Goal of the exercise: Write out every record in full, exactly as written, please.

Records from a collection:
====================

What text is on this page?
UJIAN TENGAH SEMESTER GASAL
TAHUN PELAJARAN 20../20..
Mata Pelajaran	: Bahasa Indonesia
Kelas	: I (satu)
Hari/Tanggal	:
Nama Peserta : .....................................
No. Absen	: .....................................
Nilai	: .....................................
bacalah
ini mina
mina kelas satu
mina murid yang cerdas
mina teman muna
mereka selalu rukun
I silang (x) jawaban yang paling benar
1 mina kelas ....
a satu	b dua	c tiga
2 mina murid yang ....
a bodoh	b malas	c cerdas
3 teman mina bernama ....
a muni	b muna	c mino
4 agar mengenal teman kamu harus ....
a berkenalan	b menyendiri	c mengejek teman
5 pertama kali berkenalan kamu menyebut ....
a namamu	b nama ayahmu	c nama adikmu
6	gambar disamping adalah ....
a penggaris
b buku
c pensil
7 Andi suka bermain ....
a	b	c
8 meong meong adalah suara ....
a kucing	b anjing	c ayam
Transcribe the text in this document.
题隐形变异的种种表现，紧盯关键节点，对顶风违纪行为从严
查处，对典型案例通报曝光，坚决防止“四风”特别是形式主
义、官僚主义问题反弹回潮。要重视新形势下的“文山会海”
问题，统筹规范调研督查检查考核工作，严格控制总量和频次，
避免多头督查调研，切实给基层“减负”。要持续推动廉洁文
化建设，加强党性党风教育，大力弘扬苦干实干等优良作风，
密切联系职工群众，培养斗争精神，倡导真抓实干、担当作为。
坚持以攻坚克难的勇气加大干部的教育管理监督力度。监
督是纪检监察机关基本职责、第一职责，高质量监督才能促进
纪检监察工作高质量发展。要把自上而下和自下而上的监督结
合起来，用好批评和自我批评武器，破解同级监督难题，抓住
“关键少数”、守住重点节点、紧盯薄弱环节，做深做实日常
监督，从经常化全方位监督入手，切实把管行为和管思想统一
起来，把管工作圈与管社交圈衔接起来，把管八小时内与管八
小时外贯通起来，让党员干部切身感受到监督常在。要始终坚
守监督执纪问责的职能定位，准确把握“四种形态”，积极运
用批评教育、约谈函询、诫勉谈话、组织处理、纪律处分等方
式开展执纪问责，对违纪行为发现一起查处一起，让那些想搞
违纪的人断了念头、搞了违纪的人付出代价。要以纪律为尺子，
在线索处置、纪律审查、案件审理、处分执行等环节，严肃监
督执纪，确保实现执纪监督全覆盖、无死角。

====================

Problem solution:
What text is on this page?
UJIAN TENGAH SEMESTER GASAL
TAHUN PELAJARAN 20../20..
Mata Pelajaran	: Bahasa Indonesia
Kelas	: I (satu)
Hari/Tanggal	:
Nama Peserta : .....................................
No. Absen	: .....................................
Nilai	: .....................................
bacalah
ini mina
mina kelas satu
mina murid yang cerdas
mina teman muna
mereka selalu rukun
I silang (x) jawaban yang paling benar
1 mina kelas ....
a satu	b dua	c tiga
2 mina murid yang ....
a bodoh	b malas	c cerdas
3 teman mina bernama ....
a muni	b muna	c mino
4 agar mengenal teman kamu harus ....
a berkenalan	b menyendiri	c mengejek teman
5 pertama kali berkenalan kamu menyebut ....
a namamu	b nama ayahmu	c nama adikmu
6	gambar disamping adalah ....
a penggaris
b buku
c pensil
7 Andi suka bermain ....
a	b	c
8 meong meong adalah suara ....
a kucing	b anjing	c ayam
Transcribe the text in this document.
题隐形变异的种种表现，紧盯关键节点，对顶风违纪行为从严
查处，对典型案例通报曝光，坚决防止“四风”特别是形式主
义、官僚主义问题反弹回潮。要重视新形势下的“文山会海”
问题，统筹规范调研督查检查考核工作，严格控制总量和频次，
避免多头督查调研，切实给基层“减负”。要持续推动廉洁文
化建设，加强党性党风教育，大力弘扬苦干实干等优良作风，
密切联系职工群众，培养斗争精神，倡导真抓实干、担当作为。
坚持以攻坚克难的勇气加大干部的教育管理监督力度。监
督是纪检监察机关基本职责、第一职责，高质量监督才能促进
纪检监察工作高质量发展。要把自上而下和自下而上的监督结
合起来，用好批评和自我批评武器，破解同级监督难题，抓住
“关键少数”、守住重点节点、紧盯薄弱环节，做深做实日常
监督，从经常化全方位监督入手，切实把管行为和管思想统一
起来，把管工作圈与管社交圈衔接起来，把管八小时内与管八
小时外贯通起来，让党员干部切身感受到监督常在。要始终坚
守监督执纪问责的职能定位，准确把握“四种形态”，积极运
用批评教育、约谈函询、诫勉谈话、组织处理、纪律处分等方
式开展执纪问责，对违纪行为发现一起查处一起，让那些想搞
违纪的人断了念头、搞了违纪的人付出代价。要以纪律为尺子，
在线索处置、纪律审查、案件审理、处分执行等环节，严肃监
督执纪，确保实现执纪监督全覆盖、无死角。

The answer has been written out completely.